Pick out and copy every line below that has the word "name".

########

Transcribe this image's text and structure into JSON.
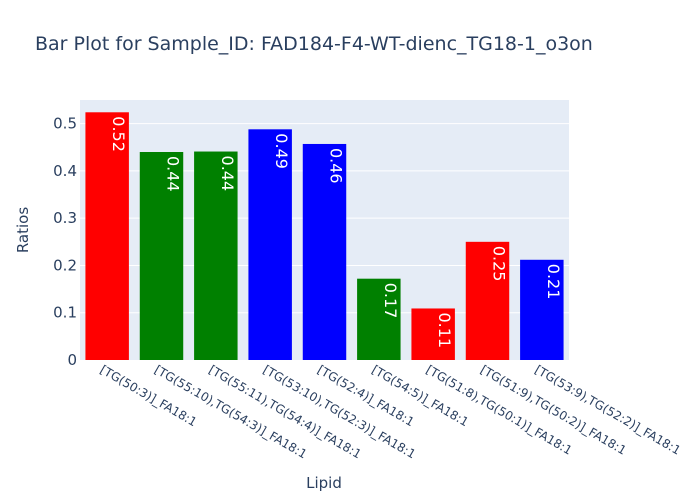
{
  "chart_data": {
    "type": "bar",
    "title": "Bar Plot for Sample_ID: FAD184-F4-WT-dienc_TG18-1_o3on",
    "xlabel": "Lipid",
    "ylabel": "Ratios",
    "ylim": [
      0,
      0.55
    ],
    "yticks": [
      0,
      0.1,
      0.2,
      0.3,
      0.4,
      0.5
    ],
    "yticklabels": [
      "0",
      "0.1",
      "0.2",
      "0.3",
      "0.4",
      "0.5"
    ],
    "grid": true,
    "categories": [
      "[TG(50:3)]_FA18:1",
      "[TG(55:10),TG(54:3)]_FA18:1",
      "[TG(55:11),TG(54:4)]_FA18:1",
      "[TG(53:10),TG(52:3)]_FA18:1",
      "[TG(52:4)]_FA18:1",
      "[TG(54:5)]_FA18:1",
      "[TG(51:8),TG(50:1)]_FA18:1",
      "[TG(51:9),TG(50:2)]_FA18:1",
      "[TG(53:9),TG(52:2)]_FA18:1"
    ],
    "values": [
      0.524,
      0.44,
      0.441,
      0.488,
      0.457,
      0.172,
      0.109,
      0.25,
      0.212
    ],
    "labels": [
      "0.52",
      "0.44",
      "0.44",
      "0.49",
      "0.46",
      "0.17",
      "0.11",
      "0.25",
      "0.21"
    ],
    "colors": [
      "#ff0000",
      "#008000",
      "#008000",
      "#0000ff",
      "#0000ff",
      "#008000",
      "#ff0000",
      "#ff0000",
      "#0000ff"
    ]
  },
  "style": {
    "plot_bg": "#e5ecf6",
    "grid_color": "#ffffff",
    "text_color": "#2a3f5f"
  }
}
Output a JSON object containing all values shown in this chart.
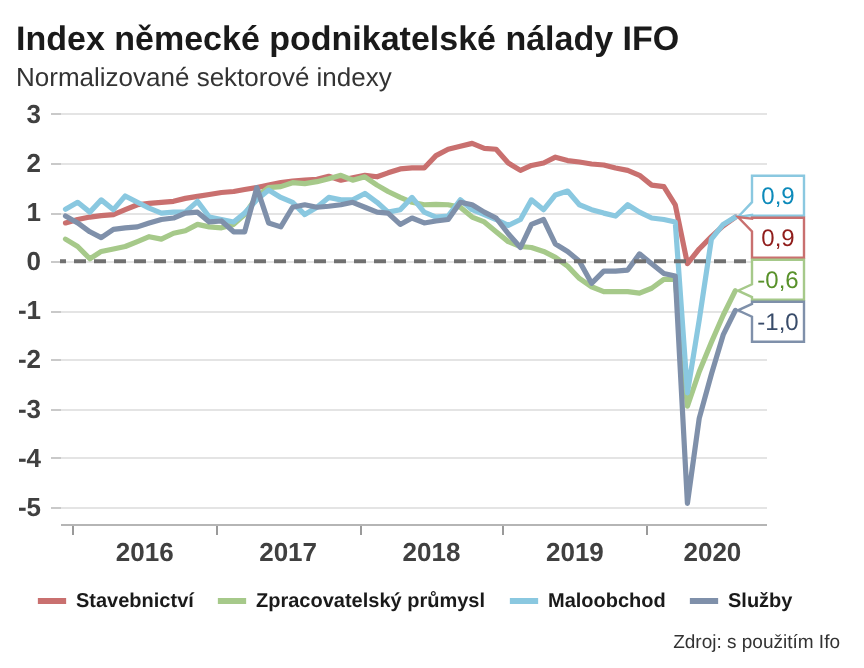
{
  "chart_data": {
    "type": "line",
    "title": "Index německé podnikatelské nálady IFO",
    "subtitle": "Normalizované sektorové indexy",
    "x": [
      "2015-12-15",
      "2016-01-15",
      "2016-02-15",
      "2016-03-15",
      "2016-04-15",
      "2016-05-15",
      "2016-06-15",
      "2016-07-15",
      "2016-08-15",
      "2016-09-15",
      "2016-10-15",
      "2016-11-15",
      "2016-12-15",
      "2017-01-15",
      "2017-02-15",
      "2017-03-15",
      "2017-04-15",
      "2017-05-15",
      "2017-06-15",
      "2017-07-15",
      "2017-08-15",
      "2017-09-15",
      "2017-10-15",
      "2017-11-15",
      "2017-12-15",
      "2018-01-15",
      "2018-02-15",
      "2018-03-15",
      "2018-04-15",
      "2018-05-15",
      "2018-06-15",
      "2018-07-15",
      "2018-08-15",
      "2018-09-15",
      "2018-10-15",
      "2018-11-15",
      "2018-12-15",
      "2019-01-15",
      "2019-02-15",
      "2019-03-15",
      "2019-04-15",
      "2019-05-15",
      "2019-06-15",
      "2019-07-15",
      "2019-08-15",
      "2019-09-15",
      "2019-10-15",
      "2019-11-15",
      "2019-12-15",
      "2020-01-15",
      "2020-02-15",
      "2020-03-15",
      "2020-04-15",
      "2020-05-15",
      "2020-06-15",
      "2020-07-15",
      "2020-08-15"
    ],
    "series": [
      {
        "name": "Stavebnictví",
        "color": "#c9706f",
        "values": [
          0.78,
          0.85,
          0.9,
          0.93,
          0.95,
          1.05,
          1.15,
          1.18,
          1.2,
          1.22,
          1.28,
          1.32,
          1.36,
          1.4,
          1.42,
          1.46,
          1.5,
          1.55,
          1.6,
          1.63,
          1.65,
          1.67,
          1.73,
          1.65,
          1.7,
          1.75,
          1.72,
          1.8,
          1.88,
          1.9,
          1.9,
          2.15,
          2.28,
          2.34,
          2.4,
          2.3,
          2.28,
          2.0,
          1.85,
          1.95,
          2.0,
          2.12,
          2.05,
          2.02,
          1.98,
          1.96,
          1.9,
          1.85,
          1.75,
          1.55,
          1.52,
          1.15,
          -0.05,
          0.25,
          0.5,
          0.72,
          0.9
        ],
        "value_labels": [
          null,
          null,
          null,
          null,
          null,
          null,
          null,
          null,
          null,
          null,
          null,
          null,
          null,
          null,
          null,
          null,
          null,
          null,
          null,
          null,
          null,
          null,
          null,
          null,
          null,
          null,
          null,
          null,
          null,
          null,
          null,
          null,
          null,
          null,
          null,
          null,
          null,
          null,
          null,
          null,
          null,
          null,
          null,
          null,
          null,
          null,
          null,
          null,
          null,
          null,
          null,
          null,
          null,
          null,
          null,
          null,
          "0,9"
        ]
      },
      {
        "name": "Zpracovatelský průmysl",
        "color": "#a6c98a",
        "values": [
          0.45,
          0.3,
          0.05,
          0.2,
          0.25,
          0.3,
          0.4,
          0.5,
          0.45,
          0.57,
          0.62,
          0.75,
          0.7,
          0.68,
          0.75,
          0.95,
          1.32,
          1.5,
          1.52,
          1.6,
          1.58,
          1.62,
          1.68,
          1.75,
          1.65,
          1.72,
          1.55,
          1.42,
          1.3,
          1.2,
          1.15,
          1.16,
          1.15,
          1.1,
          0.9,
          0.8,
          0.6,
          0.4,
          0.3,
          0.28,
          0.2,
          0.08,
          -0.1,
          -0.35,
          -0.52,
          -0.62,
          -0.62,
          -0.62,
          -0.65,
          -0.55,
          -0.37,
          -0.37,
          -2.95,
          -2.25,
          -1.65,
          -1.1,
          -0.6
        ],
        "value_labels": [
          null,
          null,
          null,
          null,
          null,
          null,
          null,
          null,
          null,
          null,
          null,
          null,
          null,
          null,
          null,
          null,
          null,
          null,
          null,
          null,
          null,
          null,
          null,
          null,
          null,
          null,
          null,
          null,
          null,
          null,
          null,
          null,
          null,
          null,
          null,
          null,
          null,
          null,
          null,
          null,
          null,
          null,
          null,
          null,
          null,
          null,
          null,
          null,
          null,
          null,
          null,
          null,
          null,
          null,
          null,
          null,
          "-0,6"
        ]
      },
      {
        "name": "Maloobchod",
        "color": "#8ac8e0",
        "values": [
          1.06,
          1.2,
          1.0,
          1.25,
          1.05,
          1.33,
          1.2,
          1.08,
          0.98,
          1.0,
          1.0,
          1.22,
          0.9,
          0.85,
          0.8,
          0.98,
          1.25,
          1.45,
          1.3,
          1.2,
          0.95,
          1.1,
          1.3,
          1.25,
          1.25,
          1.38,
          1.2,
          1.0,
          1.05,
          1.3,
          1.0,
          0.9,
          0.92,
          1.25,
          1.05,
          0.95,
          0.85,
          0.73,
          0.85,
          1.25,
          1.05,
          1.35,
          1.43,
          1.15,
          1.05,
          0.98,
          0.92,
          1.15,
          1.0,
          0.88,
          0.85,
          0.8,
          -2.68,
          -1.2,
          0.45,
          0.75,
          0.9
        ],
        "value_labels": [
          null,
          null,
          null,
          null,
          null,
          null,
          null,
          null,
          null,
          null,
          null,
          null,
          null,
          null,
          null,
          null,
          null,
          null,
          null,
          null,
          null,
          null,
          null,
          null,
          null,
          null,
          null,
          null,
          null,
          null,
          null,
          null,
          null,
          null,
          null,
          null,
          null,
          null,
          null,
          null,
          null,
          null,
          null,
          null,
          null,
          null,
          null,
          null,
          null,
          null,
          null,
          null,
          null,
          null,
          null,
          null,
          "0,9"
        ]
      },
      {
        "name": "Služby",
        "color": "#7f90aa",
        "values": [
          0.92,
          0.78,
          0.6,
          0.48,
          0.65,
          0.68,
          0.7,
          0.78,
          0.85,
          0.88,
          0.98,
          1.0,
          0.8,
          0.82,
          0.6,
          0.6,
          1.5,
          0.78,
          0.7,
          1.1,
          1.15,
          1.1,
          1.12,
          1.15,
          1.2,
          1.1,
          1.0,
          0.98,
          0.75,
          0.88,
          0.78,
          0.82,
          0.85,
          1.2,
          1.15,
          1.0,
          0.88,
          0.56,
          0.28,
          0.75,
          0.85,
          0.35,
          0.2,
          0.0,
          -0.45,
          -0.2,
          -0.2,
          -0.18,
          0.15,
          -0.05,
          -0.25,
          -0.3,
          -4.93,
          -3.2,
          -2.3,
          -1.5,
          -1.0
        ],
        "value_labels": [
          null,
          null,
          null,
          null,
          null,
          null,
          null,
          null,
          null,
          null,
          null,
          null,
          null,
          null,
          null,
          null,
          null,
          null,
          null,
          null,
          null,
          null,
          null,
          null,
          null,
          null,
          null,
          null,
          null,
          null,
          null,
          null,
          null,
          null,
          null,
          null,
          null,
          null,
          null,
          null,
          null,
          null,
          null,
          null,
          null,
          null,
          null,
          null,
          null,
          null,
          null,
          null,
          null,
          null,
          null,
          null,
          "-1,0"
        ]
      }
    ],
    "xlim": [
      "2015-12",
      "2020-11"
    ],
    "xticks": [
      {
        "value": "2016",
        "label": null
      },
      {
        "value": "2016-07",
        "label": "2016"
      },
      {
        "value": "2017",
        "label": null
      },
      {
        "value": "2017-07",
        "label": "2017"
      },
      {
        "value": "2018",
        "label": null
      },
      {
        "value": "2018-07",
        "label": "2018"
      },
      {
        "value": "2019",
        "label": null
      },
      {
        "value": "2019-07",
        "label": "2019"
      },
      {
        "value": "2020",
        "label": null
      },
      {
        "value": "2020-06-15",
        "label": "2020"
      }
    ],
    "ylim": [
      -5.35,
      3.1
    ],
    "yticks": [
      -5,
      -4,
      -3,
      -2,
      -1,
      0,
      1,
      2,
      3
    ],
    "grid": "y",
    "legend": "bottom",
    "ref_lines": [
      {
        "axis": "y",
        "value": 0,
        "color": "#707070",
        "line_style": "dashed"
      }
    ],
    "annotations": [
      "Zdroj: s použitím Ifo"
    ]
  }
}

########

## Solution to the exercise
        "name": "Stavebnictví",
        "name": "Zpracovatelský průmysl",
        "name": "Maloobchod",
        "name": "Služby",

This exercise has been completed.